Data items:
* Begin *

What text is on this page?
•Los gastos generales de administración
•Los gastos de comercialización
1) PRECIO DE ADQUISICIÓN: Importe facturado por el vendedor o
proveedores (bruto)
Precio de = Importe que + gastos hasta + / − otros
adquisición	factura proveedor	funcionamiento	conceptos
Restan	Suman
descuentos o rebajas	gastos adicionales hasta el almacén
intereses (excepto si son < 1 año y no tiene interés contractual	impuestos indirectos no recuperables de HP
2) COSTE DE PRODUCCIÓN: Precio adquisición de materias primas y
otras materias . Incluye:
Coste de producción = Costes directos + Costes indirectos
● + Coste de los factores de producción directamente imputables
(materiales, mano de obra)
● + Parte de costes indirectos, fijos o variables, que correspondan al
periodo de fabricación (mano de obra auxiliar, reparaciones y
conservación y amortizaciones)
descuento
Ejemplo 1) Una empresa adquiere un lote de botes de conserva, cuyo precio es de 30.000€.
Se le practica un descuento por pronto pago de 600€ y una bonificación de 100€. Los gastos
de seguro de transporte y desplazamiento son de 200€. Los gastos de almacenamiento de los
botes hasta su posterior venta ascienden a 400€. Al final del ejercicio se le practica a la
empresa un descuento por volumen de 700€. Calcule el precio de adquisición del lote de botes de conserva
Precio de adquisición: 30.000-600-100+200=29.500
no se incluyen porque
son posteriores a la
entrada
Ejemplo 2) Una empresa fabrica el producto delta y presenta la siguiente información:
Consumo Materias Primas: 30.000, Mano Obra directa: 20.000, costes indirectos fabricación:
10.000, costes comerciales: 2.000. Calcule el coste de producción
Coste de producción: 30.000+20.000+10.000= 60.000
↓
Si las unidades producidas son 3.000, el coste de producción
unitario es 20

* End *

The problem
Write the listing out again, exactly as it reads.

Written answer
What text is on this page?
•Los gastos generales de administración
•Los gastos de comercialización
1) PRECIO DE ADQUISICIÓN: Importe facturado por el vendedor o
proveedores (bruto)
Precio de = Importe que + gastos hasta + / − otros
adquisición	factura proveedor	funcionamiento	conceptos
Restan	Suman
descuentos o rebajas	gastos adicionales hasta el almacén
intereses (excepto si son < 1 año y no tiene interés contractual	impuestos indirectos no recuperables de HP
2) COSTE DE PRODUCCIÓN: Precio adquisición de materias primas y
otras materias . Incluye:
Coste de producción = Costes directos + Costes indirectos
● + Coste de los factores de producción directamente imputables
(materiales, mano de obra)
● + Parte de costes indirectos, fijos o variables, que correspondan al
periodo de fabricación (mano de obra auxiliar, reparaciones y
conservación y amortizaciones)
descuento
Ejemplo 1) Una empresa adquiere un lote de botes de conserva, cuyo precio es de 30.000€.
Se le practica un descuento por pronto pago de 600€ y una bonificación de 100€. Los gastos
de seguro de transporte y desplazamiento son de 200€. Los gastos de almacenamiento de los
botes hasta su posterior venta ascienden a 400€. Al final del ejercicio se le practica a la
empresa un descuento por volumen de 700€. Calcule el precio de adquisición del lote de botes de conserva
Precio de adquisición: 30.000-600-100+200=29.500
no se incluyen porque
son posteriores a la
entrada
Ejemplo 2) Una empresa fabrica el producto delta y presenta la siguiente información:
Consumo Materias Primas: 30.000, Mano Obra directa: 20.000, costes indirectos fabricación:
10.000, costes comerciales: 2.000. Calcule el coste de producción
Coste de producción: 30.000+20.000+10.000= 60.000
↓
Si las unidades producidas son 3.000, el coste de producción
unitario es 20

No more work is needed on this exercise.